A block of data

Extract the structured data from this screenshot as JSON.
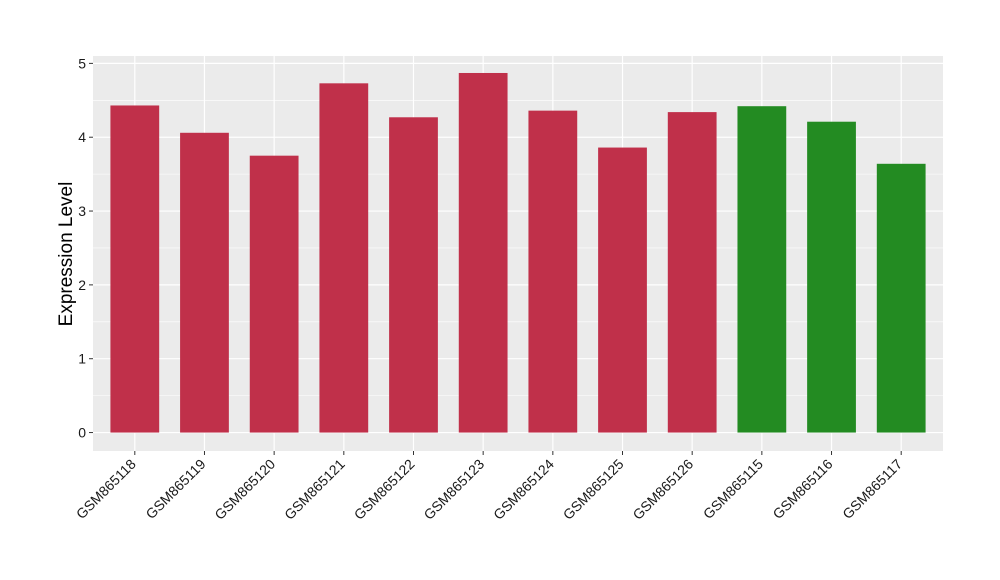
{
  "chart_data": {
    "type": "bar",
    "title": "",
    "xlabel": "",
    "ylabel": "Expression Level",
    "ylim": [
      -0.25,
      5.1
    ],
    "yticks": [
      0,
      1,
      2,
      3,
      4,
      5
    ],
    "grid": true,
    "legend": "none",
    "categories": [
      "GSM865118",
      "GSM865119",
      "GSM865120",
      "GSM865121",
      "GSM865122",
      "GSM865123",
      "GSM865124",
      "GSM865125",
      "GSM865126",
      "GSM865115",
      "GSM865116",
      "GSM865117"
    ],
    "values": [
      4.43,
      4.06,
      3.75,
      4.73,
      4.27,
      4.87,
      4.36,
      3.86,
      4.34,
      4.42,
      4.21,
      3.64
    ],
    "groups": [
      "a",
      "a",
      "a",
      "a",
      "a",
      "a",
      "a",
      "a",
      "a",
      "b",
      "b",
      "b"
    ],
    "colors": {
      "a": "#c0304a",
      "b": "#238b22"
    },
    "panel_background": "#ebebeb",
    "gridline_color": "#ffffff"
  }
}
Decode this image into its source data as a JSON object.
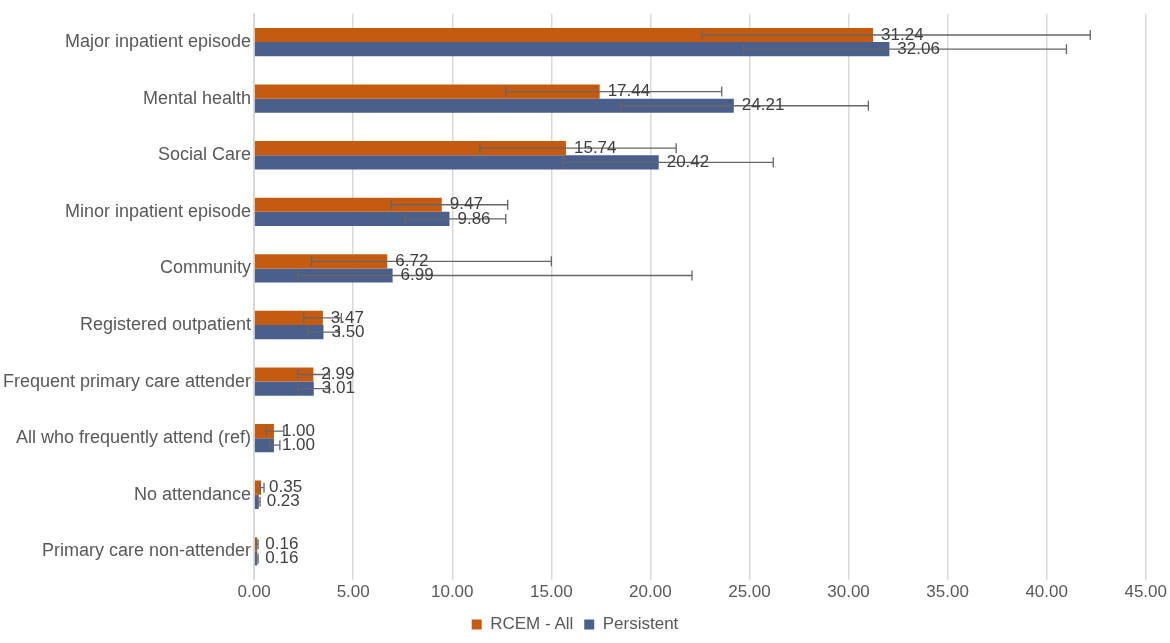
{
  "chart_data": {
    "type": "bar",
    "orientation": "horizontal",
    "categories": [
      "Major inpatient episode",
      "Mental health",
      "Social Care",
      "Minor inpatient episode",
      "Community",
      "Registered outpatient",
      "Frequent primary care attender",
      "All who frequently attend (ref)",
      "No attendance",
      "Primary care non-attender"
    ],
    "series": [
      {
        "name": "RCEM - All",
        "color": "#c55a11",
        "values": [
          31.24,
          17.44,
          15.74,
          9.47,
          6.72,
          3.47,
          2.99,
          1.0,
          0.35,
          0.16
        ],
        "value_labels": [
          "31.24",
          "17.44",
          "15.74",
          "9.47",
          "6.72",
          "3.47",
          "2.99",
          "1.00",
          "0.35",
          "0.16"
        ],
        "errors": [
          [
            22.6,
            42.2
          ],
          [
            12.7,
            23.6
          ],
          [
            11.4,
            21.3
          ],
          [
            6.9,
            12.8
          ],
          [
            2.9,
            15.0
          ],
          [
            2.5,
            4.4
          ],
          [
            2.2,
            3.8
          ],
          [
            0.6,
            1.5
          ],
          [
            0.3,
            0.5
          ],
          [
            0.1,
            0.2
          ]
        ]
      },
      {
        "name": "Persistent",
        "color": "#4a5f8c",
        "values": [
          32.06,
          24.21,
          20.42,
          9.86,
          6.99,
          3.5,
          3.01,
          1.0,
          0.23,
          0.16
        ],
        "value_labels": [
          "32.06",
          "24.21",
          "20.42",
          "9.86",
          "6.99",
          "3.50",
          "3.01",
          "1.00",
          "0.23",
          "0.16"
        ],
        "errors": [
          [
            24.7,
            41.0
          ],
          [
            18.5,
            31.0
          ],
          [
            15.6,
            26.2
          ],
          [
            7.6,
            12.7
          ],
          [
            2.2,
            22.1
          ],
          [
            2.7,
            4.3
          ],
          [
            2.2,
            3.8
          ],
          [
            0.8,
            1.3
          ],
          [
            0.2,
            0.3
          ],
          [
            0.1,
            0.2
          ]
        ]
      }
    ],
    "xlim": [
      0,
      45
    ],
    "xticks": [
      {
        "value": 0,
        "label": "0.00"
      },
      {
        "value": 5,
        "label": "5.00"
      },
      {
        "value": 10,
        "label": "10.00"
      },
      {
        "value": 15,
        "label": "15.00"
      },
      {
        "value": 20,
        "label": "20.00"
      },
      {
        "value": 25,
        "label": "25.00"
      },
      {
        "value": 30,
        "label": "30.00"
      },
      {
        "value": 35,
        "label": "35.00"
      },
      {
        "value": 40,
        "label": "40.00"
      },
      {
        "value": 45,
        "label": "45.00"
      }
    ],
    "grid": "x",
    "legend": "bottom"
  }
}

What is being asked:
Count how many lines in the data contain the word "this", giving the number without comment.

Full solution:
2